WYBRANY TEKST -

***

Wpisz i kliknij enter

Amnesia Scanner – Tearless

Finowie serwują miłosne ballady.

Gdyby spróbować wyłonić te projekty działające na scenie elektronicznej, które cieszyły się w mijającej dekadzie największym uznaniem ze strony wpływowych mediów, to na pewno znalazłby się wśród nich fiński duet Amnesia Scanner. Od pierwszego wydawnictwa w 2014 roku, wszystkim kolejnym jego poczynaniom towarzyszył bowiem jednoznaczny aplauz krytyki. Piszącym o nowej elektronice spodobało się jak zgiełkliwe i rozedrgane utwory grupy oddają współczesny chaos cywilizacyjny z przeładowaniem informacyjnym i fragmentarycznością cyfrowej rzeczywistości na czele.

I faktycznie: trzeba przyznać, że Amnesia Scanner miała ciekawy pomysł na nowoczesną elektronikę. Z jednej strony Finowie wstrzelili się w swój czas z odwołaniami do industrialnych metod obróbki dźwięku, a z drugiej – trzymając rękę na pulsie klubowych trendów, szerokim łukiem ominęli techno i house, koncentrując się na komercyjnych gatunkach, od grime’u, przez trap, po reggaeton. Chaotyczne i hałaśliwe nagrania duetu były też pomysłową odtrutką na modny w minionej dekadzie minimal, zaskakując dźwiękowym rozbuchaniem, bliższym amerykańskiemu EDM-owi niż europejskiemu undergroundowi.

***

WYCIĄG DANYCH -
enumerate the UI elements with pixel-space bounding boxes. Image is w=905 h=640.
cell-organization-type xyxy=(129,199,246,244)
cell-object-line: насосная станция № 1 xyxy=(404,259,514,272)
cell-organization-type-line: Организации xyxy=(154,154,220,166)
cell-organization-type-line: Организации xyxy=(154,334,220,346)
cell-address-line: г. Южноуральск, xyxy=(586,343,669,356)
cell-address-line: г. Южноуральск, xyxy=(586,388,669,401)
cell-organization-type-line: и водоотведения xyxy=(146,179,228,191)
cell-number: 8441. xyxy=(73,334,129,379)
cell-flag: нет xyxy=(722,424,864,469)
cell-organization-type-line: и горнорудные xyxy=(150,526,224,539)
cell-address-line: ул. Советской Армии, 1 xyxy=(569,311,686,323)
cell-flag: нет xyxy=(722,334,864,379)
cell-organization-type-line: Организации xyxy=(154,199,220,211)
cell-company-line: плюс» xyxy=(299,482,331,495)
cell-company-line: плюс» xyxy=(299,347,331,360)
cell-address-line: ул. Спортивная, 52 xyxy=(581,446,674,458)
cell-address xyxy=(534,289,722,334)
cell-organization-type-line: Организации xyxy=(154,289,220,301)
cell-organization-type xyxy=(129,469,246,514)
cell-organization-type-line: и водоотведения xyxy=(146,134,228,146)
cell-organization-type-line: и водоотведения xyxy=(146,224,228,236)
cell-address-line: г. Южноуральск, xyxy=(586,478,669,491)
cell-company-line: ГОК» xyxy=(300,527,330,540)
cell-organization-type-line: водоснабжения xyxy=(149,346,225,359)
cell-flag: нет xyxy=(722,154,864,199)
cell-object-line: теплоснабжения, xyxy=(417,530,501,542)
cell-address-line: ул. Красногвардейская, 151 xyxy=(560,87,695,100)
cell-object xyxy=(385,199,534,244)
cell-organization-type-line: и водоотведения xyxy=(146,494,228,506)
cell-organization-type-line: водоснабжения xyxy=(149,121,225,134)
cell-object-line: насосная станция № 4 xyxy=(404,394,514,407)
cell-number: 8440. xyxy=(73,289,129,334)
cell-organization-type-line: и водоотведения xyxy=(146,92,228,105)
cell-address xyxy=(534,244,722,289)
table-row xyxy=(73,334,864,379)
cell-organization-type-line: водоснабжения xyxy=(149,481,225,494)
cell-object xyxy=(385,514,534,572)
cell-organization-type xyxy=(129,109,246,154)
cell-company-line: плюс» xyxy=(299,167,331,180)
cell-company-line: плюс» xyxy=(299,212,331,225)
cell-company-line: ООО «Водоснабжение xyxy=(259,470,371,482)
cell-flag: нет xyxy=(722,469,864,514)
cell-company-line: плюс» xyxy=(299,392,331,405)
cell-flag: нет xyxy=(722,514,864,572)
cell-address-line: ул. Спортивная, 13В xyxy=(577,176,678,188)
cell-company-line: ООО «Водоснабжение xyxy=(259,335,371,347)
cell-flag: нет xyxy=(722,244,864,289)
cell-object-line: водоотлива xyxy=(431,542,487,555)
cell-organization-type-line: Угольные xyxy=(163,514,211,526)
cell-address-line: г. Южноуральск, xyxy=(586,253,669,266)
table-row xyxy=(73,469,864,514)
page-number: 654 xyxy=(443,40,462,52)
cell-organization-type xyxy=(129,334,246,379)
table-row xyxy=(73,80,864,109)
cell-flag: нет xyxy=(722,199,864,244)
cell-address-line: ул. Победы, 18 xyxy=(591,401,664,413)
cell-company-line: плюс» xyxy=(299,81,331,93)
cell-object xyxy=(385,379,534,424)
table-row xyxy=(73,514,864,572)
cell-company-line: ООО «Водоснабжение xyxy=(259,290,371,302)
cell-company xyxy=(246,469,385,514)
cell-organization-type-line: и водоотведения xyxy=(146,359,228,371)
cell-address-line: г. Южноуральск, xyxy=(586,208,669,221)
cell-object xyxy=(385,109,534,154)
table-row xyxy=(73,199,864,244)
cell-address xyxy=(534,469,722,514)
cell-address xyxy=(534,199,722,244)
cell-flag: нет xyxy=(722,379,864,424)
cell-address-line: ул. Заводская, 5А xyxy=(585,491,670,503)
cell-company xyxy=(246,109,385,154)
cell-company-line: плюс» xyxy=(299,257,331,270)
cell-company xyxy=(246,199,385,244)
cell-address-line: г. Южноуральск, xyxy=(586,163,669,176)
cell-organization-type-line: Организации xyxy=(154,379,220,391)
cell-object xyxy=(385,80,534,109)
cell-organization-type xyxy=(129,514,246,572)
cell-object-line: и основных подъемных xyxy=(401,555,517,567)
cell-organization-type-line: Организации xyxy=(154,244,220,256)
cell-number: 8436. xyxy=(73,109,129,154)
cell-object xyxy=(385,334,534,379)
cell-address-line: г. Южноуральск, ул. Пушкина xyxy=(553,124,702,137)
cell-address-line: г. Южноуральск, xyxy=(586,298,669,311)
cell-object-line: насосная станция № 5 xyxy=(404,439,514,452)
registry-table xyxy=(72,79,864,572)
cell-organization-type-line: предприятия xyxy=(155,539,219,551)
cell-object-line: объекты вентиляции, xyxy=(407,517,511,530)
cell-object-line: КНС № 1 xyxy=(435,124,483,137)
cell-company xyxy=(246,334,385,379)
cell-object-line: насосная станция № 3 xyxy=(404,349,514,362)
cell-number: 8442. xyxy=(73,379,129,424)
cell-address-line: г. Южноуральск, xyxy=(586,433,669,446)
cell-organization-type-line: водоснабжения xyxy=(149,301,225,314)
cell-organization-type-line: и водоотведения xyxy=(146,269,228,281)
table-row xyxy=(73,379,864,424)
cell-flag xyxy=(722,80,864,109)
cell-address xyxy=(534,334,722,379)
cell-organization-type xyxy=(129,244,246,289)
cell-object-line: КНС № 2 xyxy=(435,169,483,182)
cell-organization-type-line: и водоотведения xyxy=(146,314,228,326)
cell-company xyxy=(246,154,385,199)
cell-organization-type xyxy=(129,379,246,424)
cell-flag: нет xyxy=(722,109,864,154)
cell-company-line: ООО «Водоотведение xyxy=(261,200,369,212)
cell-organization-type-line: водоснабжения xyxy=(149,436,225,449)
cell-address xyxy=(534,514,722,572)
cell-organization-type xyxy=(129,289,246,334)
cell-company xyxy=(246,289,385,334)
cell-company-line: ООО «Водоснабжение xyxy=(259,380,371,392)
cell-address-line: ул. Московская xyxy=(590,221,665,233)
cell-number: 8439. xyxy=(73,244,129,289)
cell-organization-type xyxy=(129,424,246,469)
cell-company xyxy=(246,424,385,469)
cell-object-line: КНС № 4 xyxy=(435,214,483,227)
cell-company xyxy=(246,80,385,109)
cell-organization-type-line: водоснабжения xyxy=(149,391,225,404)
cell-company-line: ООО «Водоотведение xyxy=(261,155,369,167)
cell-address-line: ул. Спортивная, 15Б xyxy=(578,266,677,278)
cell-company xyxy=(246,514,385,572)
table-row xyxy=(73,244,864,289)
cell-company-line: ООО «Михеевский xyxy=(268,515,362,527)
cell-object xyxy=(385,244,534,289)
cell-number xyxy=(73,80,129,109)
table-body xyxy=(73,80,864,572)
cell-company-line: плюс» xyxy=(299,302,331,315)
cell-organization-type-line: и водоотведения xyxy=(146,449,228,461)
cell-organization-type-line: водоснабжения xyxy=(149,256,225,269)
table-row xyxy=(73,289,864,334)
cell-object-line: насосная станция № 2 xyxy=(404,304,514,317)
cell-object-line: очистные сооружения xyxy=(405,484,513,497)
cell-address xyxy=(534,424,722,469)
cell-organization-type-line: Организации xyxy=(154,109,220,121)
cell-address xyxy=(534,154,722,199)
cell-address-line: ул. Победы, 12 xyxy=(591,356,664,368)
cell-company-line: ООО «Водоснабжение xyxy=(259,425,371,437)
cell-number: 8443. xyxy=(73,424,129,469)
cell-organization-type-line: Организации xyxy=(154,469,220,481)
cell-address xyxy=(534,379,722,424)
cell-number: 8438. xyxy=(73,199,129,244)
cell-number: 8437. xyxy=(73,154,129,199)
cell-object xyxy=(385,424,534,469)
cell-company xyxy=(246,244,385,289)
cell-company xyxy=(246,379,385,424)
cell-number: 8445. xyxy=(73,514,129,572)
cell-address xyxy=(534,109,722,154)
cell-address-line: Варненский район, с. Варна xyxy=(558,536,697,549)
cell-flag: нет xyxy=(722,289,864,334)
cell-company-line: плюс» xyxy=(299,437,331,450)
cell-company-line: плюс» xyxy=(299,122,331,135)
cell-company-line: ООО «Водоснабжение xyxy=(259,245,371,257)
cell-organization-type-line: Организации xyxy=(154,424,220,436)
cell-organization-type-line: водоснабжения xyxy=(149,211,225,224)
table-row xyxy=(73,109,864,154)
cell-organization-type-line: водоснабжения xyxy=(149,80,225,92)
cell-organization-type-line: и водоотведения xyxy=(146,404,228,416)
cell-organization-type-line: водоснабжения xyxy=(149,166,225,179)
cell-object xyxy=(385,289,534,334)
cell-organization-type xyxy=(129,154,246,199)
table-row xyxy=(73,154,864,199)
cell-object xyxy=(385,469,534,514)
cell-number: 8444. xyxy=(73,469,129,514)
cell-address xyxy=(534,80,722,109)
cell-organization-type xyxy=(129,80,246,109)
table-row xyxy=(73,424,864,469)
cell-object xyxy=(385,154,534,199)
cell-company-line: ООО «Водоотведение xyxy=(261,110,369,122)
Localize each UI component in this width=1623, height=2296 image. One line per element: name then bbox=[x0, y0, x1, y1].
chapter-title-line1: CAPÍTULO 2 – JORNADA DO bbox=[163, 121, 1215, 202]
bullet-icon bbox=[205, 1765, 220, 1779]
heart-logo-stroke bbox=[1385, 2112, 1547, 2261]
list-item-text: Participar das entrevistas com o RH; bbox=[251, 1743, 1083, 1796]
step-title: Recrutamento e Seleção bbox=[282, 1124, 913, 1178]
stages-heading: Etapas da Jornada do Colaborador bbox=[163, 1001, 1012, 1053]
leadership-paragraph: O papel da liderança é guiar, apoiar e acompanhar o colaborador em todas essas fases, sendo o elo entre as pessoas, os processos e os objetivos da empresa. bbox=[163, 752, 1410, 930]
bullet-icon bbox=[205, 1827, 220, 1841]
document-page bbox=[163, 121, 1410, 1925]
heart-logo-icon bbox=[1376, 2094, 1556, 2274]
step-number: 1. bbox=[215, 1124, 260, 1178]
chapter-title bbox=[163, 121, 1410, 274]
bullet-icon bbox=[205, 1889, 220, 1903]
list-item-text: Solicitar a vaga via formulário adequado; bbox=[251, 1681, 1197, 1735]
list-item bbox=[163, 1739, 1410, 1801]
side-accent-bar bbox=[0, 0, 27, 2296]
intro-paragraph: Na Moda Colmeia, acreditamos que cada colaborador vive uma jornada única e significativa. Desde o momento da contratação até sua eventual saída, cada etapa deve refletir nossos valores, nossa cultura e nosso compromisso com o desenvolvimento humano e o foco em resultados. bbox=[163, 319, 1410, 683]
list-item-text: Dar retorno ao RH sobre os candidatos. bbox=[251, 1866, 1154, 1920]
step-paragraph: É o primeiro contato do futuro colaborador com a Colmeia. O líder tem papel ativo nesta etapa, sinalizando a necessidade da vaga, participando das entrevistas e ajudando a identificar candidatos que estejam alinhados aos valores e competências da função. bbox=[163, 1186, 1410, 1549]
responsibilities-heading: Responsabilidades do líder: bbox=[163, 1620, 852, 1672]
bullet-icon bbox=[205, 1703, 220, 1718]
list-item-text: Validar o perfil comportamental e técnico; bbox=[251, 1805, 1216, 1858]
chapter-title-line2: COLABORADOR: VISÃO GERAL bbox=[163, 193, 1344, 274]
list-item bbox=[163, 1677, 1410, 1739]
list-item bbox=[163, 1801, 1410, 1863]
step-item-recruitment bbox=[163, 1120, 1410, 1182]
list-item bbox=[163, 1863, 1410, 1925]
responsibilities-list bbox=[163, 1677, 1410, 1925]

***

ZADANIE 1 - Proszę przepisać w całości recenzję płyty Tearless zespołu Amnesia Scanner, bez żadnych zmian.
ZADANIE 2 - Proszę wypisać z powyższych wpisów każdy wiersz zawierający ciąg „Южноуральск”. Wielkość liter ma znaczenie.

ODPOWIEDŹ PISEMNA 1 -
Wpisz i kliknij enter

Amnesia Scanner – Tearless

Finowie serwują miłosne ballady.

Gdyby spróbować wyłonić te projekty działające na scenie elektronicznej, które cieszyły się w mijającej dekadzie największym uznaniem ze strony wpływowych mediów, to na pewno znalazłby się wśród nich fiński duet Amnesia Scanner. Od pierwszego wydawnictwa w 2014 roku, wszystkim kolejnym jego poczynaniom towarzyszył bowiem jednoznaczny aplauz krytyki. Piszącym o nowej elektronice spodobało się jak zgiełkliwe i rozedrgane utwory grupy oddają współczesny chaos cywilizacyjny z przeładowaniem informacyjnym i fragmentarycznością cyfrowej rzeczywistości na czele.

I faktycznie: trzeba przyznać, że Amnesia Scanner miała ciekawy pomysł na nowoczesną elektronikę. Z jednej strony Finowie wstrzelili się w swój czas z odwołaniami do industrialnych metod obróbki dźwięku, a z drugiej – trzymając rękę na pulsie klubowych trendów, szerokim łukiem ominęli techno i house, koncentrując się na komercyjnych gatunkach, od grime’u, przez trap, po reggaeton. Chaotyczne i hałaśliwe nagrania duetu były też pomysłową odtrutką na modny w minionej dekadzie minimal, zaskakując dźwiękowym rozbuchaniem, bliższym amerykańskiemu EDM-owi niż europejskiemu undergroundowi.

ODPOWIEDŹ PISEMNA 2 -
cell-address-line: г. Южноуральск, xyxy=(586,343,669,356)
cell-address-line: г. Южноуральск, xyxy=(586,388,669,401)
cell-address-line: г. Южноуральск, xyxy=(586,478,669,491)
cell-address-line: г. Южноуральск, xyxy=(586,253,669,266)
cell-address-line: г. Южноуральск, xyxy=(586,208,669,221)
cell-address-line: г. Южноуральск, xyxy=(586,163,669,176)
cell-address-line: г. Южноуральск, ул. Пушкина xyxy=(553,124,702,137)
cell-address-line: г. Южноуральск, xyxy=(586,298,669,311)
cell-address-line: г. Южноуральск, xyxy=(586,433,669,446)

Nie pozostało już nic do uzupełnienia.